To do: Below is a block of data; give all of it again word for word.

Data records:
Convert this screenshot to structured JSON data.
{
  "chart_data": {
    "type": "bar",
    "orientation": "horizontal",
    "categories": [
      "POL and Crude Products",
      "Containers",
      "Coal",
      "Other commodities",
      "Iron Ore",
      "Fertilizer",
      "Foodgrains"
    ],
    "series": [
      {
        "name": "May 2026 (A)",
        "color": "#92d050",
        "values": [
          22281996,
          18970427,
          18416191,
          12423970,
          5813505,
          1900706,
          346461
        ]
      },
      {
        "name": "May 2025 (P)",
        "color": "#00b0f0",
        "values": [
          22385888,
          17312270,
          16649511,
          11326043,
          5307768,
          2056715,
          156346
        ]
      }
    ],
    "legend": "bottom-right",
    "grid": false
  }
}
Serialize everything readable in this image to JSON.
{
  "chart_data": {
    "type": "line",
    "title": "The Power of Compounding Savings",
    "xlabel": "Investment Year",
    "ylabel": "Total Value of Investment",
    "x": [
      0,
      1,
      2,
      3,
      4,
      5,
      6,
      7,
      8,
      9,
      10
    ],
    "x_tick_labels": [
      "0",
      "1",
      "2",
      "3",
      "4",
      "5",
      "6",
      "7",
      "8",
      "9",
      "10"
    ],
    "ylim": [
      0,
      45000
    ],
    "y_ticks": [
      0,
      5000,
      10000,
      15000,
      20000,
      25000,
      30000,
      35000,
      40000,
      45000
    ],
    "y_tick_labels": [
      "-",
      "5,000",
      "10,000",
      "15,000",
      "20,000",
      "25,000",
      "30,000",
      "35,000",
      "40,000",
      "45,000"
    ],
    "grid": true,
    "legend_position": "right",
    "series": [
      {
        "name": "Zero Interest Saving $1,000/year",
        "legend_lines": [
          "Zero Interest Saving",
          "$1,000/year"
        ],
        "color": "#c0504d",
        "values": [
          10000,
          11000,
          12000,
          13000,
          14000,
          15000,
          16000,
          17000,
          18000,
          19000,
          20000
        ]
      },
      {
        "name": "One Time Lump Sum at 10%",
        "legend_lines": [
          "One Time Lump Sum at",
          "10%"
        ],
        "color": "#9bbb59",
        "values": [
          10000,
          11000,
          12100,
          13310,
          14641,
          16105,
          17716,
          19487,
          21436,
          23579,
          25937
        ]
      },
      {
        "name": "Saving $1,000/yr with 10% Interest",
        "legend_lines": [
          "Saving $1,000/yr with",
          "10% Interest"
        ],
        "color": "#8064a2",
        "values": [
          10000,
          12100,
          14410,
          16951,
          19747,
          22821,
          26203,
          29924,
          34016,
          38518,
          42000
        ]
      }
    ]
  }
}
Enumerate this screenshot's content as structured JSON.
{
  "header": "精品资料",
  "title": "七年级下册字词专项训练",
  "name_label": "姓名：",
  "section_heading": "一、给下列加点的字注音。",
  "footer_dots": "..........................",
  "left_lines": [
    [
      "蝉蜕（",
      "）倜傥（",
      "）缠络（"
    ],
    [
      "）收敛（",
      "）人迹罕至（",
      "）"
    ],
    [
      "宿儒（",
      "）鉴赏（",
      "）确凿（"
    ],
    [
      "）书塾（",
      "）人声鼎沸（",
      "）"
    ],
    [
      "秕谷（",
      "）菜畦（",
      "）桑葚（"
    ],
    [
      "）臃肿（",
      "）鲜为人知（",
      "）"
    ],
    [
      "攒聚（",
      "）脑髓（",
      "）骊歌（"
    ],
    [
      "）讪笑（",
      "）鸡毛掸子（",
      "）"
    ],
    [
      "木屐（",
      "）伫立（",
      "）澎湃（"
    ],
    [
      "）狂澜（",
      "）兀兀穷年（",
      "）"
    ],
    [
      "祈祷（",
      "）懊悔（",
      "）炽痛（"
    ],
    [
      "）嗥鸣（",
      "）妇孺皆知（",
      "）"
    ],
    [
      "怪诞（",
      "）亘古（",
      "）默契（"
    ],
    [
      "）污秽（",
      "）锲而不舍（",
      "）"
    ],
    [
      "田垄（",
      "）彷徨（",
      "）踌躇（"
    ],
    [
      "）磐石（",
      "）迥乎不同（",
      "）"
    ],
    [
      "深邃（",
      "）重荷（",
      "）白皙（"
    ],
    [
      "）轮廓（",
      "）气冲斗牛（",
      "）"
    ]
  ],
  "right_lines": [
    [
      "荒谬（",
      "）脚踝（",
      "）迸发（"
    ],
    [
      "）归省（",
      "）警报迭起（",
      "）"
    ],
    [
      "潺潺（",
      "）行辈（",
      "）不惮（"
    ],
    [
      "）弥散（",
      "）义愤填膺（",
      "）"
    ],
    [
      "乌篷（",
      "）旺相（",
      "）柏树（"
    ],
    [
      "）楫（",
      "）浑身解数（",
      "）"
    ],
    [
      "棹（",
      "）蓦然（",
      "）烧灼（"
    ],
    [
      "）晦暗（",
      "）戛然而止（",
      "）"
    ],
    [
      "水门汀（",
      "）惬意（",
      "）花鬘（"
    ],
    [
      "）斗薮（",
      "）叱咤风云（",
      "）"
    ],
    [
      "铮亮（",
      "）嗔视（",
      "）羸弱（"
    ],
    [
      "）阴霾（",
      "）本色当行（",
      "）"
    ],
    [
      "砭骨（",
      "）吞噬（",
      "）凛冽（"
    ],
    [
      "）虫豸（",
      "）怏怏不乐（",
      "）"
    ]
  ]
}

Task solution:
Convert this screenshot to structured JSON data.
{
  "chart_data": {
    "type": "bar",
    "orientation": "horizontal",
    "categories": [
      "POL and Crude Products",
      "Containers",
      "Coal",
      "Other commodities",
      "Iron Ore",
      "Fertilizer",
      "Foodgrains"
    ],
    "series": [
      {
        "name": "May 2026 (A)",
        "color": "#92d050",
        "values": [
          22281996,
          18970427,
          18416191,
          12423970,
          5813505,
          1900706,
          346461
        ]
      },
      {
        "name": "May 2025 (P)",
        "color": "#00b0f0",
        "values": [
          22385888,
          17312270,
          16649511,
          11326043,
          5307768,
          2056715,
          156346
        ]
      }
    ],
    "legend": "bottom-right",
    "grid": false
  }
}
Serialize everything readable in this image to JSON.
{
  "chart_data": {
    "type": "line",
    "title": "The Power of Compounding Savings",
    "xlabel": "Investment Year",
    "ylabel": "Total Value of Investment",
    "x": [
      0,
      1,
      2,
      3,
      4,
      5,
      6,
      7,
      8,
      9,
      10
    ],
    "x_tick_labels": [
      "0",
      "1",
      "2",
      "3",
      "4",
      "5",
      "6",
      "7",
      "8",
      "9",
      "10"
    ],
    "ylim": [
      0,
      45000
    ],
    "y_ticks": [
      0,
      5000,
      10000,
      15000,
      20000,
      25000,
      30000,
      35000,
      40000,
      45000
    ],
    "y_tick_labels": [
      "-",
      "5,000",
      "10,000",
      "15,000",
      "20,000",
      "25,000",
      "30,000",
      "35,000",
      "40,000",
      "45,000"
    ],
    "grid": true,
    "legend_position": "right",
    "series": [
      {
        "name": "Zero Interest Saving $1,000/year",
        "legend_lines": [
          "Zero Interest Saving",
          "$1,000/year"
        ],
        "color": "#c0504d",
        "values": [
          10000,
          11000,
          12000,
          13000,
          14000,
          15000,
          16000,
          17000,
          18000,
          19000,
          20000
        ]
      },
      {
        "name": "One Time Lump Sum at 10%",
        "legend_lines": [
          "One Time Lump Sum at",
          "10%"
        ],
        "color": "#9bbb59",
        "values": [
          10000,
          11000,
          12100,
          13310,
          14641,
          16105,
          17716,
          19487,
          21436,
          23579,
          25937
        ]
      },
      {
        "name": "Saving $1,000/yr with 10% Interest",
        "legend_lines": [
          "Saving $1,000/yr with",
          "10% Interest"
        ],
        "color": "#8064a2",
        "values": [
          10000,
          12100,
          14410,
          16951,
          19747,
          22821,
          26203,
          29924,
          34016,
          38518,
          42000
        ]
      }
    ]
  }
}
Enumerate this screenshot's content as structured JSON.
{
  "header": "精品资料",
  "title": "七年级下册字词专项训练",
  "name_label": "姓名：",
  "section_heading": "一、给下列加点的字注音。",
  "footer_dots": "..........................",
  "left_lines": [
    [
      "蝉蜕（",
      "）倜傥（",
      "）缠络（"
    ],
    [
      "）收敛（",
      "）人迹罕至（",
      "）"
    ],
    [
      "宿儒（",
      "）鉴赏（",
      "）确凿（"
    ],
    [
      "）书塾（",
      "）人声鼎沸（",
      "）"
    ],
    [
      "秕谷（",
      "）菜畦（",
      "）桑葚（"
    ],
    [
      "）臃肿（",
      "）鲜为人知（",
      "）"
    ],
    [
      "攒聚（",
      "）脑髓（",
      "）骊歌（"
    ],
    [
      "）讪笑（",
      "）鸡毛掸子（",
      "）"
    ],
    [
      "木屐（",
      "）伫立（",
      "）澎湃（"
    ],
    [
      "）狂澜（",
      "）兀兀穷年（",
      "）"
    ],
    [
      "祈祷（",
      "）懊悔（",
      "）炽痛（"
    ],
    [
      "）嗥鸣（",
      "）妇孺皆知（",
      "）"
    ],
    [
      "怪诞（",
      "）亘古（",
      "）默契（"
    ],
    [
      "）污秽（",
      "）锲而不舍（",
      "）"
    ],
    [
      "田垄（",
      "）彷徨（",
      "）踌躇（"
    ],
    [
      "）磐石（",
      "）迥乎不同（",
      "）"
    ],
    [
      "深邃（",
      "）重荷（",
      "）白皙（"
    ],
    [
      "）轮廓（",
      "）气冲斗牛（",
      "）"
    ]
  ],
  "right_lines": [
    [
      "荒谬（",
      "）脚踝（",
      "）迸发（"
    ],
    [
      "）归省（",
      "）警报迭起（",
      "）"
    ],
    [
      "潺潺（",
      "）行辈（",
      "）不惮（"
    ],
    [
      "）弥散（",
      "）义愤填膺（",
      "）"
    ],
    [
      "乌篷（",
      "）旺相（",
      "）柏树（"
    ],
    [
      "）楫（",
      "）浑身解数（",
      "）"
    ],
    [
      "棹（",
      "）蓦然（",
      "）烧灼（"
    ],
    [
      "）晦暗（",
      "）戛然而止（",
      "）"
    ],
    [
      "水门汀（",
      "）惬意（",
      "）花鬘（"
    ],
    [
      "）斗薮（",
      "）叱咤风云（",
      "）"
    ],
    [
      "铮亮（",
      "）嗔视（",
      "）羸弱（"
    ],
    [
      "）阴霾（",
      "）本色当行（",
      "）"
    ],
    [
      "砭骨（",
      "）吞噬（",
      "）凛冽（"
    ],
    [
      "）虫豸（",
      "）怏怏不乐（",
      "）"
    ]
  ]
}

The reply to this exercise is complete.